**Tareas del ejercicio:**
1. Responde a estas preguntas según el texto de lectura:
(a) ¿Aproximadamente a qué hora envió Allen los correos electrónicos programados?
(b) ¿En qué estado fueron adquiridas legalmente las armas de fuego?
(c) ¿A qué pena se enfrenta Allen si es declarado culpable?
2. Enumera todos los cargos de los que ha sido acusado Allen según el texto de lectura.
3. Copia el fragmento del texto de lectura que va desde "Para los lectores" hasta "a cadena perpetua.", ambos incluidos, y sustituye "Gran Bretaña" por "el Reino Unido".

**Texto de lectura:**
Según el Washington Post y NBC News, Allen envió correos electrónicos programados con antelación alrededor de las 8:30 p.m. con un texto al que tituló manifiesto de 'Disculpa y Explicación'. Se dice que unos diez minutos antes de acercarse al control, envió mensajes a familiares afirmando que era su deber atacar a funcionarios de la administración Trump. Publicaciones en redes sociales atribuidas a él comparaban presuntamente a Trump con Hitler, y según los informes se refería a sí mismo, con ese tipo de sombría autmitificación que suele aparecer en estos casos, como un 'amable asesino federal'.
Nada de eso, por supuesto, es amable.
Las armas eran legales
Este es el detalle que desatará el debate más encendido a este lado del Atlántico. Según el escrito del Departamento de Justicia y el Washington Post, ambas armas de fuego fueron adquiridas legalmente en California. Una escopeta del calibre 12 y una pistola, compradas por los cauces legítimos, transportadas a través de las fronteras estatales y presuntamente introducidas en un recinto donde se encontraba el Presidente de los Estados Unidos.
Para los lectores británicos, este es el fragmento que sencillamente no encaja. California tiene algunas de las leyes sobre armas más estrictas de Estados Unidos, y aun así, un ciudadano particular puede poseer legalmente el tipo de poder de fuego que, en Gran Bretaña, te pondría en una lista de vigilancia antes de terminar de rellenar el formulario. El transporte interestatal de una de las armas forma parte de los cargos que ahora enfrenta Allen.
Los cargos
Allen ha sido acusado de intento de asesinato del presidente, disparo de arma de fuego durante un delito violento y transporte interestatal de un arma de fuego con intención de cometer un delito grave. Si es declarado culpable, se enfrenta a cadena perpetua.
Esa es la cifra titular en la que se apoyarán los fiscales. La pregunta más amplia, que tribunales y comentaristas analizarán durante meses, es cómo alguien que presuntamente llevaba tanto armamento pudo acercarse lo suficiente a un evento presidencial como para que fuera necesario dispararle.

**Los datos:**
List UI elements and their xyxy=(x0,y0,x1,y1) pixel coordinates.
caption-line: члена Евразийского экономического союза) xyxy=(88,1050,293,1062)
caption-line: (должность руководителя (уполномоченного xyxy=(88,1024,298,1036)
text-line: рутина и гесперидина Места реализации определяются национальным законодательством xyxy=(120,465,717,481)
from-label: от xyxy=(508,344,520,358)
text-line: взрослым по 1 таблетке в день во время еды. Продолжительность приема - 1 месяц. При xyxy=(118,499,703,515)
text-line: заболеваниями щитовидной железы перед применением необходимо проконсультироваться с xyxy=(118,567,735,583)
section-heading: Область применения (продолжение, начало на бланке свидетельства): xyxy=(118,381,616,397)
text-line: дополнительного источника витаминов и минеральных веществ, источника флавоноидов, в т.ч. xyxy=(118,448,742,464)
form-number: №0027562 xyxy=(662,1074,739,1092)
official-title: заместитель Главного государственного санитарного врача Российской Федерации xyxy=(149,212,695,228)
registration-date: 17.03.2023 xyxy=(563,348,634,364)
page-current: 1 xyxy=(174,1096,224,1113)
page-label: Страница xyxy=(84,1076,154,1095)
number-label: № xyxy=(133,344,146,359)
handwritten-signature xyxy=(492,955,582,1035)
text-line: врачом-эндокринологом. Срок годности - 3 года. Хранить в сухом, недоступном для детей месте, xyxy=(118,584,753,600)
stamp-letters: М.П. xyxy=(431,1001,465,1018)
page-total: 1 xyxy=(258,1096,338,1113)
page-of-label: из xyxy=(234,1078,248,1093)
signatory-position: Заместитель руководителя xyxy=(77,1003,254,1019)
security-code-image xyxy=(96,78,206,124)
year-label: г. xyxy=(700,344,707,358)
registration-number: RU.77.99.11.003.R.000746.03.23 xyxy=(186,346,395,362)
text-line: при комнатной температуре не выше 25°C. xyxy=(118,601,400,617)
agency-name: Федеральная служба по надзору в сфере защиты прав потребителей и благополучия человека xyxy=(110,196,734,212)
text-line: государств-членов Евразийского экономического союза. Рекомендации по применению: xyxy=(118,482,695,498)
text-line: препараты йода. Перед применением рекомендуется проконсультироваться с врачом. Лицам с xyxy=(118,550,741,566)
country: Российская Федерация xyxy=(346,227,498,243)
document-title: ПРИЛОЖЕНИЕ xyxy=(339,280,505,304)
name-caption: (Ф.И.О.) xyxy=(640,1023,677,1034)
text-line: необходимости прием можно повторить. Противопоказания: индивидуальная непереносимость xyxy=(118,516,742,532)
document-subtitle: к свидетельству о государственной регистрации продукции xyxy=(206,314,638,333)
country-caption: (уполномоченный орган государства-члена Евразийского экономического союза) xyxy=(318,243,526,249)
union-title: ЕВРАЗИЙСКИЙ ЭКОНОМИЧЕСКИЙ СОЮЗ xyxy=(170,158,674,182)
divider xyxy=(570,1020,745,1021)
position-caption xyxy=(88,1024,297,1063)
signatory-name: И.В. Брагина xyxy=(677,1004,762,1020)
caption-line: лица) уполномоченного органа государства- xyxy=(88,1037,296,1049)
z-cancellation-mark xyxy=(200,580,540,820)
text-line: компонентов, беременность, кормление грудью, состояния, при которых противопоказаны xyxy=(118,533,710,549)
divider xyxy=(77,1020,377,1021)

**Lista de respuestas:**
1.
(a) Alrededor de las 8:30 p.m.
(b) En California.
(c) A cadena perpetua.

2.
- Intento de asesinato del presidente.
- Disparo de arma de fuego durante un delito violento.
- Transporte interestatal de un arma de fuego con intención de cometer un delito grave.

3.
Para los lectores británicos, este es el fragmento que sencillamente no encaja. California tiene algunas de las leyes sobre armas más estrictas de Estados Unidos, y aun así, un ciudadano particular puede poseer legalmente el tipo de poder de fuego que, en el Reino Unido, te pondría en una lista de vigilancia antes de terminar de rellenar el formulario. El transporte interestatal de una de las armas forma parte de los cargos que ahora enfrenta Allen.
Los cargos
Allen ha sido acusado de intento de asesinato del presidente, disparo de arma de fuego durante un delito violento y transporte interestatal de un arma de fuego con intención de cometer un delito grave. Si es declarado culpable, se enfrenta a cadena perpetua.